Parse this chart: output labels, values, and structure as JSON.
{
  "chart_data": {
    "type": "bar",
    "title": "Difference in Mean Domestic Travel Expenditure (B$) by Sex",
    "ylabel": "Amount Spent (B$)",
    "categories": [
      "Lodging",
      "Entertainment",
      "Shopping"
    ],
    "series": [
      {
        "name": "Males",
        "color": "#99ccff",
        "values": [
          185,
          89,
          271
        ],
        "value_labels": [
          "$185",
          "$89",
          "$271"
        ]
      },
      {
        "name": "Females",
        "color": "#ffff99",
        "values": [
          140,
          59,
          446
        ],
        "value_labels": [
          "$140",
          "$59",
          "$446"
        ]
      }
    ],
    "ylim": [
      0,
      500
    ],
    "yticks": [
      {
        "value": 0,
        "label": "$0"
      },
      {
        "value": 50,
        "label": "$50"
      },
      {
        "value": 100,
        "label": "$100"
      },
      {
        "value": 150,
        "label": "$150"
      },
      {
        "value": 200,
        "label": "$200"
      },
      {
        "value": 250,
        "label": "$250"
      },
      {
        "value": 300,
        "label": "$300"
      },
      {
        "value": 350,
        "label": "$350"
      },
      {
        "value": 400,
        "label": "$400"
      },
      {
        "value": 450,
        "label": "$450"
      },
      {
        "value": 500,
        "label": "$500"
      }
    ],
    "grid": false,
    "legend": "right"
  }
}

:::

Write out the records shown above, exactly as they appear.

Parse this chart: output labels, values, and structure as JSON.
{
  "chart_data": {
    "type": "bar",
    "title": "Difference in Mean Domestic Travel Expenditure (B$) by Sex",
    "ylabel": "Amount Spent (B$)",
    "categories": [
      "Lodging",
      "Entertainment",
      "Shopping"
    ],
    "series": [
      {
        "name": "Males",
        "color": "#99ccff",
        "values": [
          185,
          89,
          271
        ],
        "value_labels": [
          "$185",
          "$89",
          "$271"
        ]
      },
      {
        "name": "Females",
        "color": "#ffff99",
        "values": [
          140,
          59,
          446
        ],
        "value_labels": [
          "$140",
          "$59",
          "$446"
        ]
      }
    ],
    "ylim": [
      0,
      500
    ],
    "yticks": [
      {
        "value": 0,
        "label": "$0"
      },
      {
        "value": 50,
        "label": "$50"
      },
      {
        "value": 100,
        "label": "$100"
      },
      {
        "value": 150,
        "label": "$150"
      },
      {
        "value": 200,
        "label": "$200"
      },
      {
        "value": 250,
        "label": "$250"
      },
      {
        "value": 300,
        "label": "$300"
      },
      {
        "value": 350,
        "label": "$350"
      },
      {
        "value": 400,
        "label": "$400"
      },
      {
        "value": 450,
        "label": "$450"
      },
      {
        "value": 500,
        "label": "$500"
      }
    ],
    "grid": false,
    "legend": "right"
  }
}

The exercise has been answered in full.